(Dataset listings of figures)
+++++
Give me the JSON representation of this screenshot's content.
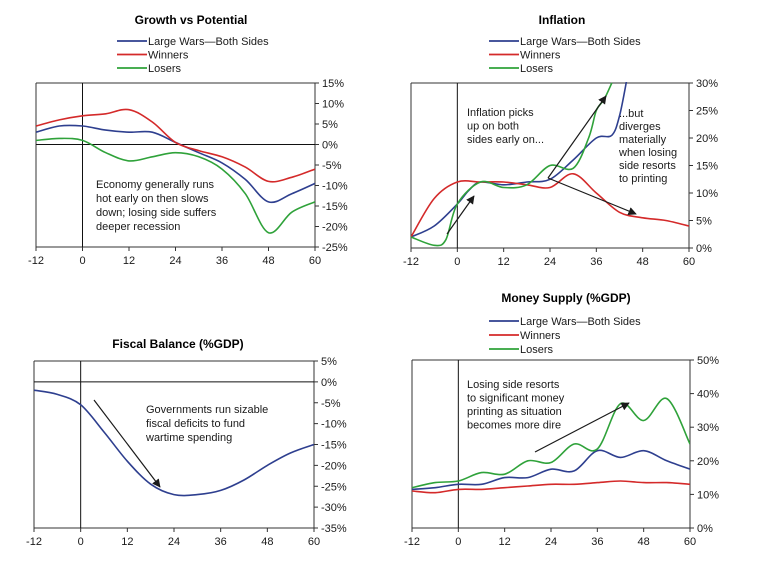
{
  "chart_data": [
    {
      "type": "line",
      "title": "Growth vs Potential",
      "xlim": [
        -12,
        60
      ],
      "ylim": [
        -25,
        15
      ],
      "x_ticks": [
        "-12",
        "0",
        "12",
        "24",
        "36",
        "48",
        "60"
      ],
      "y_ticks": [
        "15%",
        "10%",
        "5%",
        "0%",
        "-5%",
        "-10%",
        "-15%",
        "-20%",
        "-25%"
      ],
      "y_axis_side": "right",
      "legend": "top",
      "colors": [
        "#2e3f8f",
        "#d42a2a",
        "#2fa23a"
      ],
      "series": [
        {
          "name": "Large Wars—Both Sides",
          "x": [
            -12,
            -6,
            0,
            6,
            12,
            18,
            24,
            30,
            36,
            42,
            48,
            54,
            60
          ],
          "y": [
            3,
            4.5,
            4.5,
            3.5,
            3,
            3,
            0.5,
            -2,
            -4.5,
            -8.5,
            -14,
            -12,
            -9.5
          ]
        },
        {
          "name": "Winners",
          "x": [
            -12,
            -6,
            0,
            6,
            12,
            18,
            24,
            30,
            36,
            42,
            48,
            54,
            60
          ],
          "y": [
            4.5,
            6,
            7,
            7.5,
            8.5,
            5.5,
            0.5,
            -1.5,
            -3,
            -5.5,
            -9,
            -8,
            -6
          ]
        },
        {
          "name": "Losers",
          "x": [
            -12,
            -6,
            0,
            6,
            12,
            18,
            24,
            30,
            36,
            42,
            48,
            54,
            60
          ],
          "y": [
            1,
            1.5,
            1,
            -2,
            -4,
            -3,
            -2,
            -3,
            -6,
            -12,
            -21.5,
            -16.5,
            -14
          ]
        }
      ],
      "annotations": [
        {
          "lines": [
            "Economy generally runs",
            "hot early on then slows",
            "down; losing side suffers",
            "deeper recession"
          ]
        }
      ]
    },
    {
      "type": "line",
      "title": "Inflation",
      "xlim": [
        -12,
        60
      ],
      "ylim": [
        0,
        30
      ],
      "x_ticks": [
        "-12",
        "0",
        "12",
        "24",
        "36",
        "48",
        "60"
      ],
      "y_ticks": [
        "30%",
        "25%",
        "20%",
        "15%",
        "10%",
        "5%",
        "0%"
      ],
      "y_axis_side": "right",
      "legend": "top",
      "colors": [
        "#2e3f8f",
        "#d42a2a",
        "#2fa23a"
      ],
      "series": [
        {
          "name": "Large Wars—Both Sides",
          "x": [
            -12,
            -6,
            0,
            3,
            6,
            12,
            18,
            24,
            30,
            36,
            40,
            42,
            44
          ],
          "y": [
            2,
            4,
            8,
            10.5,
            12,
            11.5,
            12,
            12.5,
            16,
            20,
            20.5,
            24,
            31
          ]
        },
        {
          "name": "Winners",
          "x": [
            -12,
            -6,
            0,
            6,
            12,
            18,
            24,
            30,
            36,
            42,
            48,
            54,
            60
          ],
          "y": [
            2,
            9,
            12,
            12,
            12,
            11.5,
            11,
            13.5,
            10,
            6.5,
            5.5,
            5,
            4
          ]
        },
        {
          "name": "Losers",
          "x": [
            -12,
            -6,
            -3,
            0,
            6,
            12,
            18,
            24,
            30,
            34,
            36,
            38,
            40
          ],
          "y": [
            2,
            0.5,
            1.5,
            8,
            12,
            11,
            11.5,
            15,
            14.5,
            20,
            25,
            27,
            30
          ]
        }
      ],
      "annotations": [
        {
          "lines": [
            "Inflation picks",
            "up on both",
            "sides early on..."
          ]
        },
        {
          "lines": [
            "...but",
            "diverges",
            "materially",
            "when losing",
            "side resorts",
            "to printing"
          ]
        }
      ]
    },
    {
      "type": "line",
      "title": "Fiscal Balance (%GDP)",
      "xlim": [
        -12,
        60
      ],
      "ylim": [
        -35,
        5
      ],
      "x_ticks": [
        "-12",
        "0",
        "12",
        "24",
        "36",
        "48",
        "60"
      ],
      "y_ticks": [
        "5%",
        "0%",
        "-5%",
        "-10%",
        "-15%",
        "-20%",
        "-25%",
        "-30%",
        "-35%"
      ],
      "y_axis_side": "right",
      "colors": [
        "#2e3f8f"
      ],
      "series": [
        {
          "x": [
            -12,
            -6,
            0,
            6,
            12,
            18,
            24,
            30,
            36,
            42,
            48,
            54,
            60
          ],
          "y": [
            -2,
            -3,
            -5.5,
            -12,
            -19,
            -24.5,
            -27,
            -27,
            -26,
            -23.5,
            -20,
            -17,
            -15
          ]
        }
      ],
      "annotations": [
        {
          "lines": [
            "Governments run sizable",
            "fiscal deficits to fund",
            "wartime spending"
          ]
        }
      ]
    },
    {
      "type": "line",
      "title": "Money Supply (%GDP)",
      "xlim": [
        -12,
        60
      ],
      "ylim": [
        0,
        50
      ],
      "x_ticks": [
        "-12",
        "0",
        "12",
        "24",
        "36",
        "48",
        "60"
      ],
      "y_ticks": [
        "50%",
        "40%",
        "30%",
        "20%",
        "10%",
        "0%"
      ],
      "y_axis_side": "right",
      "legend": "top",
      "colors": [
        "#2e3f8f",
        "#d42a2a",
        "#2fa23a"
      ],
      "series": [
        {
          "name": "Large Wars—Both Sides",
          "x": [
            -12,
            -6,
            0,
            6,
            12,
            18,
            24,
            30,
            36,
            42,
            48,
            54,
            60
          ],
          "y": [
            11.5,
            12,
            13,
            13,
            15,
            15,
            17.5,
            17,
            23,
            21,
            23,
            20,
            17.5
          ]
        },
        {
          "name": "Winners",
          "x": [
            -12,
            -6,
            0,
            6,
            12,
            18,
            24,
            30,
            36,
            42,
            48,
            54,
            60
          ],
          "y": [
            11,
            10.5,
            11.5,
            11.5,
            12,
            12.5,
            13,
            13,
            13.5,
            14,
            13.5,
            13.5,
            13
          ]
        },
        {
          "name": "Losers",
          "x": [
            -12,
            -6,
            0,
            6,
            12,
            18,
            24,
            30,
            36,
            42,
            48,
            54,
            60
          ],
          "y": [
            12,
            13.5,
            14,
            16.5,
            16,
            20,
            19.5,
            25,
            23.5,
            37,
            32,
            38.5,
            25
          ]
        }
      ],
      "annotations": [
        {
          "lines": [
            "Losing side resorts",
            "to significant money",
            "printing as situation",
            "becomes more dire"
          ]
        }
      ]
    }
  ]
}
+++++
→ Exercise prompt: List every line in the records above that contains the word "early".

→ Response:
            "hot early on then slows",
            "sides early on..."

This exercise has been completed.